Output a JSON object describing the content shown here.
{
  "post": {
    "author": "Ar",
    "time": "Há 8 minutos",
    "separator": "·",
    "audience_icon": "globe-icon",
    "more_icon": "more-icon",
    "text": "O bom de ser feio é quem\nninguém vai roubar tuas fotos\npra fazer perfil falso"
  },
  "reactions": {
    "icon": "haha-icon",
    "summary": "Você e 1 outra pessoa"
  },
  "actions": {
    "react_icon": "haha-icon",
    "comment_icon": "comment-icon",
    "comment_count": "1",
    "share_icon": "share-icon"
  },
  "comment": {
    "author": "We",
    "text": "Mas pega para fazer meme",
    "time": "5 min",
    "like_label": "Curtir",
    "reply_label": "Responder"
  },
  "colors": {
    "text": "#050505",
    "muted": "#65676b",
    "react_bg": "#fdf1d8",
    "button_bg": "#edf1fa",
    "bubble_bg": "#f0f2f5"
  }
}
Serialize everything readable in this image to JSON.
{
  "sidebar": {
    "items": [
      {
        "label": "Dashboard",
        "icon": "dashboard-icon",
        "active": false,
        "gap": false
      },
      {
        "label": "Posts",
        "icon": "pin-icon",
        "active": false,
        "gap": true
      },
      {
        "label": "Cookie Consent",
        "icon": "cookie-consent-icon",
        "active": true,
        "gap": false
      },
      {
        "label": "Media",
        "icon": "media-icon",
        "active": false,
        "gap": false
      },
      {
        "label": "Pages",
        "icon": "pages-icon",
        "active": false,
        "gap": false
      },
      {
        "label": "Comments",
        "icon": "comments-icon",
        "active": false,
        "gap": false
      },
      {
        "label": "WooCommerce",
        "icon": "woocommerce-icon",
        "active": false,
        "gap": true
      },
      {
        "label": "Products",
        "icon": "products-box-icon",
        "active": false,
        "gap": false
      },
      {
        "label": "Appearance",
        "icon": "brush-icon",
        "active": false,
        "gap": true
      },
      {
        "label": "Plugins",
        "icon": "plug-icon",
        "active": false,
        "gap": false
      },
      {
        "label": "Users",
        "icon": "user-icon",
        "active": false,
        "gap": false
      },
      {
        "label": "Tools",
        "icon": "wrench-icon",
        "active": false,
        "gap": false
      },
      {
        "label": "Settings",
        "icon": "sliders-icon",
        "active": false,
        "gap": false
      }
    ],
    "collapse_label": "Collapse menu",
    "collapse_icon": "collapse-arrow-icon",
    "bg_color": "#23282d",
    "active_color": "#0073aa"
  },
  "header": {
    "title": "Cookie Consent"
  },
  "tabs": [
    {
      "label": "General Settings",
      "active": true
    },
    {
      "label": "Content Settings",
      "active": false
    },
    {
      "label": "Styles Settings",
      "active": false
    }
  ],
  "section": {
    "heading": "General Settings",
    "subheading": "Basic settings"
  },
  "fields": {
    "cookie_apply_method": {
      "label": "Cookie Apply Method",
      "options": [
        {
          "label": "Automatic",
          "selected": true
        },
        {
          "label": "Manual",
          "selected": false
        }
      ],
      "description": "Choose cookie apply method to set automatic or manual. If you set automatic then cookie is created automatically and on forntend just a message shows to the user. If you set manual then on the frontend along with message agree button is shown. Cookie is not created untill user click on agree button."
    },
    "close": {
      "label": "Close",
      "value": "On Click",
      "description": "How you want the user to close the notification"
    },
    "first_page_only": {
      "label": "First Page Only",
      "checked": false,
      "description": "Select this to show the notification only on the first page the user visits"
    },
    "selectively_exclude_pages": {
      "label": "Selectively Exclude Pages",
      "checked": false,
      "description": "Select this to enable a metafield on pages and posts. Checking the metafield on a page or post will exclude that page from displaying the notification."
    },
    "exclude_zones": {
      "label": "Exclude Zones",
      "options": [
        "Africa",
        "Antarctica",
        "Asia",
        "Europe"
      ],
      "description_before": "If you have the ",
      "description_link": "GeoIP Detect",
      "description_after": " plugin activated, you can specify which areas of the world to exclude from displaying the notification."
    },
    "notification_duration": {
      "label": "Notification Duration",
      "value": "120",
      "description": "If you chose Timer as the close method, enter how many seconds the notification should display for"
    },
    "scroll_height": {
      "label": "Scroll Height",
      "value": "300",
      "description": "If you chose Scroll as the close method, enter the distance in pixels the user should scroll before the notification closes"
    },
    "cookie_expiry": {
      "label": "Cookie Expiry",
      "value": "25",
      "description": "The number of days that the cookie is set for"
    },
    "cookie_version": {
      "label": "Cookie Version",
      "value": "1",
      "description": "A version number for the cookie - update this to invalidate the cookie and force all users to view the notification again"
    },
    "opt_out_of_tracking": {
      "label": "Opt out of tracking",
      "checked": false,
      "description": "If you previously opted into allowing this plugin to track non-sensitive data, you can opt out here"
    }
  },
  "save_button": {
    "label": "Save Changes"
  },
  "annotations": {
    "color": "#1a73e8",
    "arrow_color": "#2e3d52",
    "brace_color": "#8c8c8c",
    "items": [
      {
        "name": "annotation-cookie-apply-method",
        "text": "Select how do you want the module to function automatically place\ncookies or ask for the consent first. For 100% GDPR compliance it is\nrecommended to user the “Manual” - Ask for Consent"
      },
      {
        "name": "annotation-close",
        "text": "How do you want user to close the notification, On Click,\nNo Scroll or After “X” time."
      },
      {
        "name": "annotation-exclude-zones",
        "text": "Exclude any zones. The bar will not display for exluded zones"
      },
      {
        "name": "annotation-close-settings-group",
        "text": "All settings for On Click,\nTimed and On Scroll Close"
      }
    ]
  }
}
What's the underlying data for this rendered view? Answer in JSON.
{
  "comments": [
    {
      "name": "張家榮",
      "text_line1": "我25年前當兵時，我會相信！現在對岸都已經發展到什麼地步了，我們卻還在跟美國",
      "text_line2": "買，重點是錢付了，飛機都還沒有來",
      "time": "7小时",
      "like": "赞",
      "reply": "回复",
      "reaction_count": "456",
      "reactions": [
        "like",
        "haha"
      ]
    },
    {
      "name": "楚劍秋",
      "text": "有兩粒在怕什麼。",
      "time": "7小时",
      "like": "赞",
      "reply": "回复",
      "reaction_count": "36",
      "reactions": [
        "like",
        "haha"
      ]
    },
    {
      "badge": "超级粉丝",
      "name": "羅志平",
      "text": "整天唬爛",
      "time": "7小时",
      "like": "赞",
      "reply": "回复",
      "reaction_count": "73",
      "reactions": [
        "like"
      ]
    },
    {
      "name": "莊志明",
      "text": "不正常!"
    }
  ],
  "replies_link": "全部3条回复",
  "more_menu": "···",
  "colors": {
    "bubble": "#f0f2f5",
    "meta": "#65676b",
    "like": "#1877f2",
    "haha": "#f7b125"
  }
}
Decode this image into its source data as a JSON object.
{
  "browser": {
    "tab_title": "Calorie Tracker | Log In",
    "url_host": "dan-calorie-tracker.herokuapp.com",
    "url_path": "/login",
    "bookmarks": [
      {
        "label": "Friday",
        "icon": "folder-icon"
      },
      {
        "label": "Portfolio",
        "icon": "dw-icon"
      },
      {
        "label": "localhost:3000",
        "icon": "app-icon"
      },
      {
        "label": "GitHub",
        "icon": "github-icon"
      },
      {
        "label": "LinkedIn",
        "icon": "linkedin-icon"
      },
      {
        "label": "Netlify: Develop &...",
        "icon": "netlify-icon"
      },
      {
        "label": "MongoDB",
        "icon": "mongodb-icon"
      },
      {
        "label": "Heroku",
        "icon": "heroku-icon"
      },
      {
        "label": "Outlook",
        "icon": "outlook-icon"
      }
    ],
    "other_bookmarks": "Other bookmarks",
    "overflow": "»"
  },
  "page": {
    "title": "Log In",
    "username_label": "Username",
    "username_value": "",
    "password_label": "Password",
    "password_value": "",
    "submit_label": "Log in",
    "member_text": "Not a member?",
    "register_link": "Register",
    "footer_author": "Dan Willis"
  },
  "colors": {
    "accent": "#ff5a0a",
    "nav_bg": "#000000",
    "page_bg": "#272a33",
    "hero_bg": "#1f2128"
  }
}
•••••
DIRECTIONS FOR THIS TASK:
What is the number of lines that hold the string "object"? Give it alone.

SOLUTION BELOW:
2